┌────────

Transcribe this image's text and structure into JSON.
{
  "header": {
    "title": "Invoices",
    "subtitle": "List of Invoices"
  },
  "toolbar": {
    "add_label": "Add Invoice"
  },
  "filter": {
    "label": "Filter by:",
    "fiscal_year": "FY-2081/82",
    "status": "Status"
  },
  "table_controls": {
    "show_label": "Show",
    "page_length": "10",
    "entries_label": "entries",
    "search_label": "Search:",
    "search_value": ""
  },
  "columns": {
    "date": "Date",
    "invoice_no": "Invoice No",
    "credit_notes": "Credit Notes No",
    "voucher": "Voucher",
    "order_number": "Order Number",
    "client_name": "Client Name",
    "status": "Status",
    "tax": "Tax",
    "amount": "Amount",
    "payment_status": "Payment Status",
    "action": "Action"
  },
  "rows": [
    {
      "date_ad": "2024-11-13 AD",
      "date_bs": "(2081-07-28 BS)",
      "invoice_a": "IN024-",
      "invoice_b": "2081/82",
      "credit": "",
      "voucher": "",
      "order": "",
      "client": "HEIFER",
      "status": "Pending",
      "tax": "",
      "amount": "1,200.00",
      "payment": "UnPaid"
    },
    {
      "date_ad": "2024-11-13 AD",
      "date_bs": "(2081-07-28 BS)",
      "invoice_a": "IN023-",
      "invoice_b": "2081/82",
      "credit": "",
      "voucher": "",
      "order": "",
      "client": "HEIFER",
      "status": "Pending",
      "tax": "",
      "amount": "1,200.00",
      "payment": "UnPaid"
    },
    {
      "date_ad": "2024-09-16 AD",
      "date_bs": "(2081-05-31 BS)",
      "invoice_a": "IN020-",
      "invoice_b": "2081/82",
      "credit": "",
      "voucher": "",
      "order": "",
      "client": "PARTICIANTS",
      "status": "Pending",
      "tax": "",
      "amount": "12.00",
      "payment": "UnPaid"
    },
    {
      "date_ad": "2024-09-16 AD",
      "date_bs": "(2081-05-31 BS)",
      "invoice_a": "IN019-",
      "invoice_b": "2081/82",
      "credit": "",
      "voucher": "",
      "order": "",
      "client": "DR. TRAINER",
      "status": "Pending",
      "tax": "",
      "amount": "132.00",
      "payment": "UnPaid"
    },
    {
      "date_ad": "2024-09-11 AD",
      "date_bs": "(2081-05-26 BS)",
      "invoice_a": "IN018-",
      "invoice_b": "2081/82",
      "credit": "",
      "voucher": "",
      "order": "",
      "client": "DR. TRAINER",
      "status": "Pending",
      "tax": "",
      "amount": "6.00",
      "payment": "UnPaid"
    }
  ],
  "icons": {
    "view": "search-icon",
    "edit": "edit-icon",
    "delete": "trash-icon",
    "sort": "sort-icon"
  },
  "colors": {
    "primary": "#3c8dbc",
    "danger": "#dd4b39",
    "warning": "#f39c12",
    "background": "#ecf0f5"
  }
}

└────────

- [What is being asked]: Search the records for the string "amount" and return every line in which it occurs.

- [Written solution]:
    "amount": "Amount",
      "amount": "1,200.00",
      "amount": "1,200.00",
      "amount": "12.00",
      "amount": "132.00",
      "amount": "6.00",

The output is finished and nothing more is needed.